▶ **Task brief**:
Exclude images, then output the remaining data verbatim.

Saved entries
::::

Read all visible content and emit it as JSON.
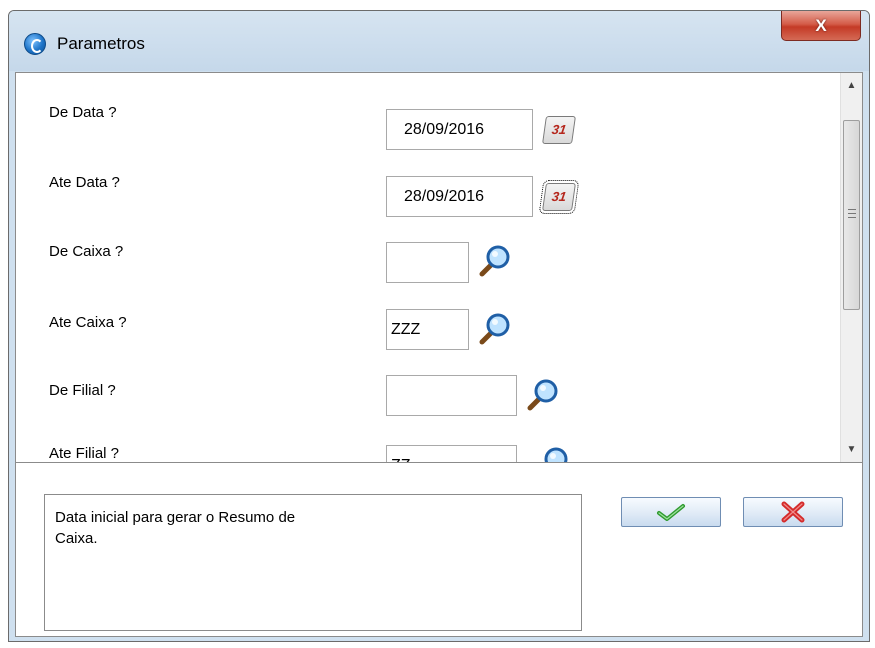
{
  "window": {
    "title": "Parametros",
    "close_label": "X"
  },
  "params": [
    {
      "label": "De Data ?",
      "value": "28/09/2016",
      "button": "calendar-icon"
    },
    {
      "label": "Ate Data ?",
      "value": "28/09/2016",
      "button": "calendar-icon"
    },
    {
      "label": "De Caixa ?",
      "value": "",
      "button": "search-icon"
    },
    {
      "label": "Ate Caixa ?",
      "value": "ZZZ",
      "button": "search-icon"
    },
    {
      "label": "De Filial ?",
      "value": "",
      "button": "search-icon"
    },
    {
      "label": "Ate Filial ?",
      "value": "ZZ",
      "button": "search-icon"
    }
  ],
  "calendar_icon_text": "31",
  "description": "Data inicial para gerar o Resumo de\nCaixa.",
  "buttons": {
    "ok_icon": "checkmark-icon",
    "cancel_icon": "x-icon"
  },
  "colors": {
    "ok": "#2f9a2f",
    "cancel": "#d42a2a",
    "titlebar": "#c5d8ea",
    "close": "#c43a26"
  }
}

::::

▶ **Answer**:
Read all visible content and emit it as JSON.
{
  "window": {
    "title": "Parametros",
    "close_label": "X"
  },
  "params": [
    {
      "label": "De Data ?",
      "value": "28/09/2016",
      "button": "calendar-icon"
    },
    {
      "label": "Ate Data ?",
      "value": "28/09/2016",
      "button": "calendar-icon"
    },
    {
      "label": "De Caixa ?",
      "value": "",
      "button": "search-icon"
    },
    {
      "label": "Ate Caixa ?",
      "value": "ZZZ",
      "button": "search-icon"
    },
    {
      "label": "De Filial ?",
      "value": "",
      "button": "search-icon"
    },
    {
      "label": "Ate Filial ?",
      "value": "ZZ",
      "button": "search-icon"
    }
  ],
  "calendar_icon_text": "31",
  "description": "Data inicial para gerar o Resumo de\nCaixa.",
  "buttons": {
    "ok_icon": "checkmark-icon",
    "cancel_icon": "x-icon"
  },
  "colors": {
    "ok": "#2f9a2f",
    "cancel": "#d42a2a",
    "titlebar": "#c5d8ea",
    "close": "#c43a26"
  }
}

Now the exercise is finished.